---------- Source passage ----------

So fajitas were a way to take a cut of meat, and along with tortillas and peppers and onions, make sure everyone got some. Egg rolls took a single serving of pork, minced it fine, rolled it up with a bunch of cabbage and a wonton wrapper, and along with some oil (sure, deep frying isn't all bad) got a sense of heft into everyone's belly. And so on.


Northern Europe liked more meat when they could get it (and who doesn't? Sorry, vegans), and when they came over and carved out their homesteads in the New World, they didn't recognize the plant foods other than nuts, and it took a while to open up garden plots, let alone learn what vegetables they could grow. Meanwhile, deer and bear and turkey meat was plentiful, so much so that in pioneer accounts, a mere piece of fresh bread was a dessert-level delicacy, and a sandwich was often a piece of deer meat between two slices of bear meat. As Dave Barry would say, I am not making this up.


So we got used to a very meat-centric diet; as immigrants came to this land of milk and meat, they adapted into the plenty formerly only known in palaces with obvious glee. In fact, I can recall as a kid that pasta wasn't considered a decent meal, which you would hear older folks say was because you went back to a plate of pasta for dinner when money was tight: a successful man had meat on the table for his family every night.

---------- Information supplied ----------

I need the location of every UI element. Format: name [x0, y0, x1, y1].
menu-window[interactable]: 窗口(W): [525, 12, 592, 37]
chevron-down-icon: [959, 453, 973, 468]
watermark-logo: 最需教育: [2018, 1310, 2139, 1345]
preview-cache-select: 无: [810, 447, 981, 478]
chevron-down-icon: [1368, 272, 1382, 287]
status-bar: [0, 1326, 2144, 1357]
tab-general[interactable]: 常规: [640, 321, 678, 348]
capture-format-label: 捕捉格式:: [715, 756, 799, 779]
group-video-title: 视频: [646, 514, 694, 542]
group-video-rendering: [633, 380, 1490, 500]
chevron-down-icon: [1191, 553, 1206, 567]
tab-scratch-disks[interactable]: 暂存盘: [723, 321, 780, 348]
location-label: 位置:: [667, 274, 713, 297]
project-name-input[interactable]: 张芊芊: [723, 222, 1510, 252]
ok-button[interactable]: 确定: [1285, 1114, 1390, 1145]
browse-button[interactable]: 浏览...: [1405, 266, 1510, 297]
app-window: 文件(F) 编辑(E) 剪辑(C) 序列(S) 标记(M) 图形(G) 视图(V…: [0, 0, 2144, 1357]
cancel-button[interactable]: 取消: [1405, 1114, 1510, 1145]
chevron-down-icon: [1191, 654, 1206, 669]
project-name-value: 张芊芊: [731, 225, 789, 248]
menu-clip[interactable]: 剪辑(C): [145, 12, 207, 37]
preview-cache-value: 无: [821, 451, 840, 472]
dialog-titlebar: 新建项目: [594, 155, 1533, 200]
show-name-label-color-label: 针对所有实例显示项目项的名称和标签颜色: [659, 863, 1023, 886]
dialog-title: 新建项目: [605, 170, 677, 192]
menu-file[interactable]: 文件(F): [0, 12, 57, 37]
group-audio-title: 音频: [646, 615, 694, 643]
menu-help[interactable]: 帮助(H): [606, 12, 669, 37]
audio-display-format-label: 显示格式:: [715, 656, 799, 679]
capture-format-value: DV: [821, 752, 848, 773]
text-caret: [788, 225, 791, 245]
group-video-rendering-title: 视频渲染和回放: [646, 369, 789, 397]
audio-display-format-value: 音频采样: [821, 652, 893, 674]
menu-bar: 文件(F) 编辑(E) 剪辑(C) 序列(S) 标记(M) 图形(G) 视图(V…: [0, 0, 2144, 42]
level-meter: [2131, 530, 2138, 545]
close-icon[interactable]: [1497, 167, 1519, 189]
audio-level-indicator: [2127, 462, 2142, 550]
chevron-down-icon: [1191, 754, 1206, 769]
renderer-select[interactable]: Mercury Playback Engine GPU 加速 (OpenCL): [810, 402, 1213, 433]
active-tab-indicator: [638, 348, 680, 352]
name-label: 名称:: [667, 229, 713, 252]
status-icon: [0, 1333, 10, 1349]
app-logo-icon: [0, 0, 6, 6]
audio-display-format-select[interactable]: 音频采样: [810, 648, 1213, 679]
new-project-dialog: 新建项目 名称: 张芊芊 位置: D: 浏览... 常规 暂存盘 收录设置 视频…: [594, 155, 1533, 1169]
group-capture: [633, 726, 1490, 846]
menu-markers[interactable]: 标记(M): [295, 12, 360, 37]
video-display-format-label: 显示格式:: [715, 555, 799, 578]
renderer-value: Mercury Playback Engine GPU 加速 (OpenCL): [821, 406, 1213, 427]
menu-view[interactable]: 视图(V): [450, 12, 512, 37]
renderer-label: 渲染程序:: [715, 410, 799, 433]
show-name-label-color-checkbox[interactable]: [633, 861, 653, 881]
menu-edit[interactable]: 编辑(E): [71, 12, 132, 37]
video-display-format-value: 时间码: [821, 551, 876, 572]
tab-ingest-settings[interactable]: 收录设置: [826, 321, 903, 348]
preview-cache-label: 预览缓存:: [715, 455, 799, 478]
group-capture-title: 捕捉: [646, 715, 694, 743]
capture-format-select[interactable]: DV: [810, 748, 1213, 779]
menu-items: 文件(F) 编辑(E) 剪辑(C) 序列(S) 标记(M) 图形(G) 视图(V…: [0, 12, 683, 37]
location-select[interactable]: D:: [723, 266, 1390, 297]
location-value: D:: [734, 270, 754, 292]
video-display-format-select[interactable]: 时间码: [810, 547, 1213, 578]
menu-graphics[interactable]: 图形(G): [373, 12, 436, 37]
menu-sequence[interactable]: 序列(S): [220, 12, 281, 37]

----------

> What to work on
(1) Answer these from the passage about meat in the American diet:
(a) What did egg rolls roll the minced pork up with?
(b) In pioneer accounts, what was a sandwich often made of?
(c) What did a successful man have on the table for his family every night?
(2) Quote the passage about meat in the American diet word for word, beginning at the words "So fajitas were" and stopping after "belly. And so on.".

> Answer list
(1)
(a) A bunch of cabbage and a wonton wrapper.
(b) A piece of deer meat between two slices of bear meat.
(c) Meat.

(2)
So fajitas were a way to take a cut of meat, and along with tortillas and peppers and onions, make sure everyone got some. Egg rolls took a single serving of pork, minced it fine, rolled it up with a bunch of cabbage and a wonton wrapper, and along with some oil (sure, deep frying isn't all bad) got a sense of heft into everyone's belly. And so on.